## Istruzioni del compito
Prosegua l'articolo sul viaggio di papa Francesco in Marocco, riprendendo subito dopo l'ultima frase riportata.

*** Estratto del testo ***

Non sarà un pellegrinaggio e neppure un viaggio apostolico, bensì un viaggio interreligioso, che sarà realizzato per “celebrare” gli 800 anni del viaggio, solo ed esclusivamente missionario, di san Francesco a Damietta. L’intento è chiaro: stabilire un’ingannevole e falsa continuità di intenti fra il santo stigmatizzato di Assisi e l’attuale Pontefice di Roma.
Il logo, scelto fra 50 bozzetti di artisti partecipanti ad un concorso, riporta una croce stilizzata e una mezzaluna musulmana, e sono presenti i colori dei due Stati:: verde e rosso per il Marocco, giallo e bianco, sullo sfondo, per il Vaticano. Sotto sta scritto: Pape François – Serviteur d’espérance (Servitore di speranza) – Maroc 2019» e, accanto, Marocco scritto in arabo.
Parlando al Corpo diplomatico accreditato presso la Santa Sede il 7 gennaio, papa Francesco ha affermato che sia il viaggio negli Emirati Arabi Uniti (3-5 febbraio) che quello in Marocco saranno «due importanti opportunità per sviluppare ulteriormente il dialogo interreligioso e la reciproca conoscenza fra i fedeli di entrambe le religioni, nell’ottavo centenario dello storico incontro tra san Francesco d’Assisi e il sultano al-Malik al-Kāmil».
È sufficiente conoscere un po’ di storia, recente e meno recente, per comprendere che il Papa, che incontrerà il capo dei musulmani del Marocco, non si ispirerà all’evangelizzatore san Francesco d’Assisi, bensì allo «spirito di Assisi» del 27 ottobre 1986, quando, per iniziativa di papa Giovanni Paolo II si tenne il mondiale incontro interreligioso, a cui parteciparono tutti i massimi rappresentanti delle chiese cristiane, oltre che sessanta rappresentanti di altre religioni. Legato a quell’evento, Giovanni Paolo II coniò, più di trent’anni fa, il termine «spirito di Assisi».
Lo «spirito di Assisi» contraddistingue anche il magistero di Francesco, lontano dagli insegnamenti e dalla forte e rigorosa testimonianza di san Francesco, il quale «Niente diceva si deve anteporre alla salvezza delle anime, e confermava l’affermazione soprattutto con quest’argomento: che l’Unigenito di Dio, per le anime, si era degnato di salire sulla croce. Da lì quel suo accanimento nella preghiera; quel correre dovunque a predicare; quell’eccesso nel dare l’esempio. E, perciò, ogni volta che lo biasimavano per la sua austerità eccessiva, rispondeva che lui era stato dato come esempio per gli altri» (San Bonaventura da Bagnoregio, Legenda maggiore, cap. IX, §1168).

*** Dati forniti ***

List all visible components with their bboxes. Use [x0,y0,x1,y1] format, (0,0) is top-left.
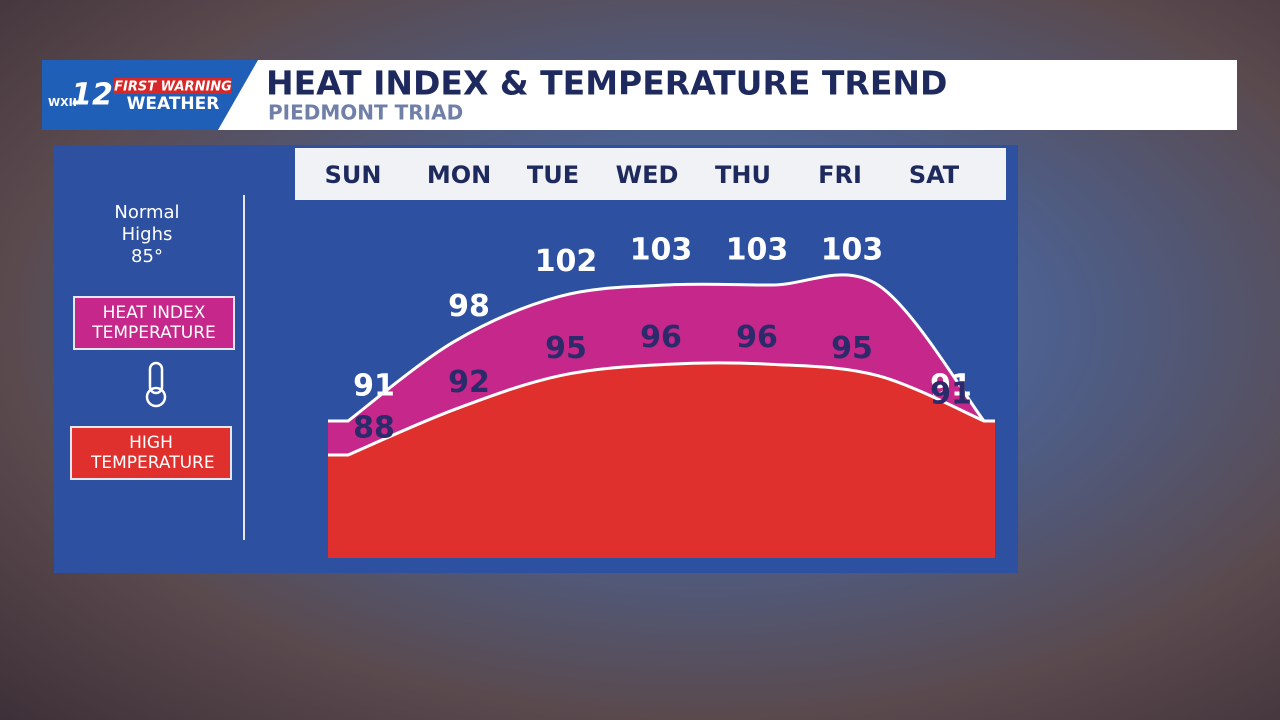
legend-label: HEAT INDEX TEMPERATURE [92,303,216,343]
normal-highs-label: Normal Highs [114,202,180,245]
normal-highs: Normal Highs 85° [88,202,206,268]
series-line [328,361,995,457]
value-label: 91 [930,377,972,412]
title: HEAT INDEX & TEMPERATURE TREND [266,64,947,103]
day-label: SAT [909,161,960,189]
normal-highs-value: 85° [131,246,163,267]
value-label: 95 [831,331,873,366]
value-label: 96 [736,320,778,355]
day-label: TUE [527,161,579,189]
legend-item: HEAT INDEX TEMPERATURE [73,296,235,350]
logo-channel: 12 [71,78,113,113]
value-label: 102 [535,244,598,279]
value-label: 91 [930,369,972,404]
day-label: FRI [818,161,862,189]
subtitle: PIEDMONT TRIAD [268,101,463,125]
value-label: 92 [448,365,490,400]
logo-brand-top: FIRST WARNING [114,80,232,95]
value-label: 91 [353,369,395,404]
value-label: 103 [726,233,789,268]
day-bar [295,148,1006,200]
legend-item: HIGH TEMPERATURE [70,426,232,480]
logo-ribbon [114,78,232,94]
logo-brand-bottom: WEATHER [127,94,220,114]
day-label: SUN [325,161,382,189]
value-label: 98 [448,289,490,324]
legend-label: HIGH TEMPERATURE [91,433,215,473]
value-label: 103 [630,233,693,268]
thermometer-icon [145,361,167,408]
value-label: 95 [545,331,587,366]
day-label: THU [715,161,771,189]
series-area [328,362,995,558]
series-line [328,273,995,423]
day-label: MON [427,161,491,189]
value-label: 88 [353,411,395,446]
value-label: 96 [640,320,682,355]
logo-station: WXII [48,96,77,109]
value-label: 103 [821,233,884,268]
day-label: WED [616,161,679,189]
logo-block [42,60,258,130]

***

## Risposta
Vediamo, quindi, come si esternò lo «spirito di san Francesco d’Assisi» nei suoi viaggi missionari fra i musulmani. La Chiesa di Roma, sotto il pontificato di Innocenzo III, si proclamò unica e vera Sposa di Cristo e in quanto tale suprema e santa, e, grazie all’intervento di san Domenico e di san Francesco, si riconobbe bisognosa di purificazione, attraverso la povertà, i sacrifici, l’apostolato e la veritiera evangelizzazione a fronte dell’eresia catara che imperversava in Europa. San Francesco incontrò a Damietta, nel settembre del 1219, il sultano d’Egitto al-Malik al-Kāmil, cercando, invano, di portare Cristo in terra islamica.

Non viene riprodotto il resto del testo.